Lines of data
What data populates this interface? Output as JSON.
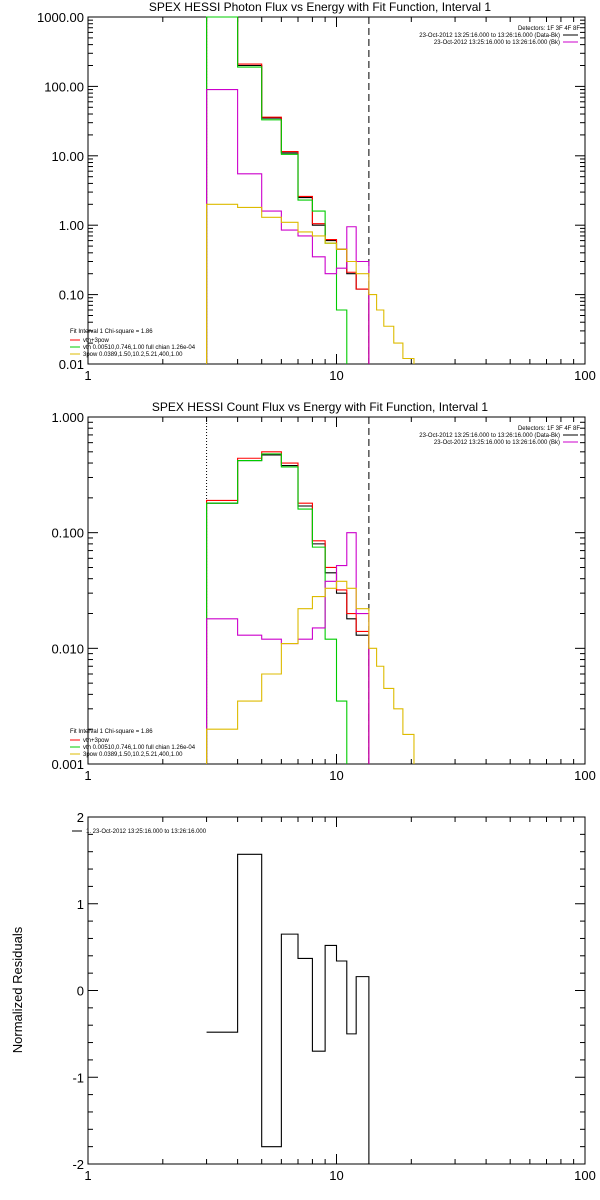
{
  "chart_data": [
    {
      "type": "line",
      "title": "SPEX HESSI Photon Flux vs Energy with Fit Function, Interval 1",
      "xlabel": "",
      "ylabel": "",
      "xscale": "log",
      "yscale": "log",
      "xlim": [
        1,
        100
      ],
      "ylim": [
        0.01,
        1000
      ],
      "x_tick_labels": [
        "1",
        "10",
        "100"
      ],
      "y_tick_labels": [
        "0.01",
        "0.10",
        "1.00",
        "10.00",
        "100.00",
        "1000.00"
      ],
      "info_text": [
        "Detectors: 1F 3F 4F 8F",
        "23-Oct-2012 13:25:16.000 to 13:26:16.000 (Data-Bk)",
        "23-Oct-2012 13:25:16.000 to 13:26:16.000 (Bk)"
      ],
      "legend_items": [
        "Fit Interval 1   Chi-square = 1.86",
        "vth+3pow",
        "vth 0.00510,0.746,1.00  full chian 1.26e-04",
        "3pow 0.0389,1.50,10.2,5.21,400,1.00"
      ],
      "vlines": [
        {
          "x": 3.0,
          "style": "dotted",
          "color": "#000000"
        },
        {
          "x": 13.5,
          "style": "dashed",
          "color": "#000000"
        }
      ],
      "series": [
        {
          "color": "#000000",
          "edges": [
            3.0,
            4.0,
            5.0,
            6.0,
            7.0,
            8.0,
            9.0,
            10.0,
            11.0,
            12.0,
            13.5
          ],
          "values": [
            1000,
            200,
            35,
            11,
            2.5,
            1.0,
            0.6,
            0.45,
            0.2,
            0.12
          ]
        },
        {
          "color": "#ff0000",
          "edges": [
            3.0,
            4.0,
            5.0,
            6.0,
            7.0,
            8.0,
            9.0,
            10.0,
            11.0,
            12.0,
            13.5
          ],
          "values": [
            1050,
            210,
            36,
            11.5,
            2.6,
            1.05,
            0.62,
            0.45,
            0.21,
            0.12
          ]
        },
        {
          "color": "#00cc00",
          "edges": [
            3.0,
            4.0,
            5.0,
            6.0,
            7.0,
            8.0,
            9.0,
            10.0,
            11.0
          ],
          "values": [
            1000,
            190,
            33,
            10.5,
            2.3,
            1.6,
            0.55,
            0.06,
            0.01
          ]
        },
        {
          "color": "#cc00cc",
          "edges": [
            3.0,
            4.0,
            5.0,
            6.0,
            7.0,
            8.0,
            9.0,
            10.0,
            11.0,
            12.0,
            13.5
          ],
          "values": [
            90,
            5.5,
            1.6,
            0.85,
            0.7,
            0.35,
            0.2,
            0.24,
            0.95,
            0.3
          ]
        },
        {
          "color": "#ddbb00",
          "edges": [
            3.0,
            4.0,
            5.0,
            6.0,
            7.0,
            8.0,
            9.0,
            10.0,
            11.0,
            12.0,
            13.5,
            14.5,
            15.5,
            17.0,
            18.5,
            20.5
          ],
          "values": [
            2.0,
            1.8,
            1.3,
            1.1,
            0.8,
            0.7,
            0.55,
            0.45,
            0.3,
            0.2,
            0.1,
            0.06,
            0.035,
            0.02,
            0.012
          ]
        }
      ]
    },
    {
      "type": "line",
      "title": "SPEX HESSI Count Flux vs Energy with Fit Function, Interval 1",
      "xlabel": "",
      "ylabel": "",
      "xscale": "log",
      "yscale": "log",
      "xlim": [
        1,
        100
      ],
      "ylim": [
        0.001,
        1.0
      ],
      "x_tick_labels": [
        "1",
        "10",
        "100"
      ],
      "y_tick_labels": [
        "0.001",
        "0.010",
        "0.100",
        "1.000"
      ],
      "info_text": [
        "Detectors: 1F 3F 4F 8F",
        "23-Oct-2012 13:25:16.000 to 13:26:16.000 (Data-Bk)",
        "23-Oct-2012 13:25:16.000 to 13:26:16.000 (Bk)"
      ],
      "legend_items": [
        "Fit Interval 1   Chi-square = 1.86",
        "vth+3pow",
        "vth 0.00510,0.746,1.00  full chian 1.26e-04",
        "3pow 0.0389,1.50,10.2,5.21,400,1.00"
      ],
      "vlines": [
        {
          "x": 3.0,
          "style": "dotted",
          "color": "#000000"
        },
        {
          "x": 13.5,
          "style": "dashed",
          "color": "#000000"
        }
      ],
      "series": [
        {
          "color": "#000000",
          "edges": [
            3.0,
            4.0,
            5.0,
            6.0,
            7.0,
            8.0,
            9.0,
            10.0,
            11.0,
            12.0,
            13.5
          ],
          "values": [
            0.18,
            0.42,
            0.47,
            0.38,
            0.17,
            0.08,
            0.045,
            0.03,
            0.018,
            0.013
          ]
        },
        {
          "color": "#ff0000",
          "edges": [
            3.0,
            4.0,
            5.0,
            6.0,
            7.0,
            8.0,
            9.0,
            10.0,
            11.0,
            12.0,
            13.5
          ],
          "values": [
            0.19,
            0.44,
            0.5,
            0.4,
            0.18,
            0.085,
            0.05,
            0.032,
            0.02,
            0.014
          ]
        },
        {
          "color": "#00cc00",
          "edges": [
            3.0,
            4.0,
            5.0,
            6.0,
            7.0,
            8.0,
            9.0,
            10.0,
            11.0
          ],
          "values": [
            0.18,
            0.42,
            0.48,
            0.37,
            0.16,
            0.075,
            0.012,
            0.0035,
            0.001
          ]
        },
        {
          "color": "#cc00cc",
          "edges": [
            3.0,
            4.0,
            5.0,
            6.0,
            7.0,
            8.0,
            9.0,
            10.0,
            11.0,
            12.0,
            13.5
          ],
          "values": [
            0.018,
            0.013,
            0.012,
            0.011,
            0.012,
            0.015,
            0.038,
            0.052,
            0.1,
            0.02
          ]
        },
        {
          "color": "#ddbb00",
          "edges": [
            3.0,
            4.0,
            5.0,
            6.0,
            7.0,
            8.0,
            9.0,
            10.0,
            11.0,
            12.0,
            13.5,
            14.5,
            15.5,
            17.0,
            18.5,
            20.5
          ],
          "values": [
            0.002,
            0.0035,
            0.006,
            0.011,
            0.022,
            0.028,
            0.033,
            0.038,
            0.033,
            0.022,
            0.01,
            0.007,
            0.0045,
            0.003,
            0.0018
          ]
        }
      ]
    },
    {
      "type": "line",
      "title": "",
      "xlabel": "",
      "ylabel": "Normalized Residuals",
      "xscale": "log",
      "yscale": "linear",
      "xlim": [
        1,
        100
      ],
      "ylim": [
        -2,
        2
      ],
      "x_tick_labels": [
        "1",
        "10",
        "100"
      ],
      "y_tick_labels": [
        "-2",
        "-1",
        "0",
        "1",
        "2"
      ],
      "legend_items": [
        "1. 23-Oct-2012 13:25:16.000 to 13:26:16.000"
      ],
      "series": [
        {
          "color": "#000000",
          "edges": [
            3.0,
            4.0,
            5.0,
            6.0,
            7.0,
            8.0,
            9.0,
            10.0,
            11.0,
            12.0,
            13.5
          ],
          "values": [
            -0.48,
            1.57,
            -1.8,
            0.65,
            0.37,
            -0.7,
            0.52,
            0.34,
            -0.5,
            0.16
          ]
        }
      ]
    }
  ]
}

* _AIM OF THE EXERCISE_
Within the listing, how many lines hold the word "Interval"? Only the number is to be given.

* _THE RESPONSE_
4